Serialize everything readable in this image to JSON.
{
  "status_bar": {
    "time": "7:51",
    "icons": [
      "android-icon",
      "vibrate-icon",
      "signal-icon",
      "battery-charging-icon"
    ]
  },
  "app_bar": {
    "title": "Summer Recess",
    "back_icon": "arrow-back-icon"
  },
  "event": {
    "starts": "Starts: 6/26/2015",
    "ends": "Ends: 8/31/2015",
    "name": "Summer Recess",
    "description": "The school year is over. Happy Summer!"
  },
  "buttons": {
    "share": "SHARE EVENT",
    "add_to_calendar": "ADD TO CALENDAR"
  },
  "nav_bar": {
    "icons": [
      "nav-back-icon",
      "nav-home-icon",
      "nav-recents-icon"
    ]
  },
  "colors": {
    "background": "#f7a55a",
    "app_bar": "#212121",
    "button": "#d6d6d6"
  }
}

**Exercise task**: Each line in the entries above that includes the string "Recess" should be extracted.

**Exercise response**:
    "title": "Summer Recess",
    "name": "Summer Recess",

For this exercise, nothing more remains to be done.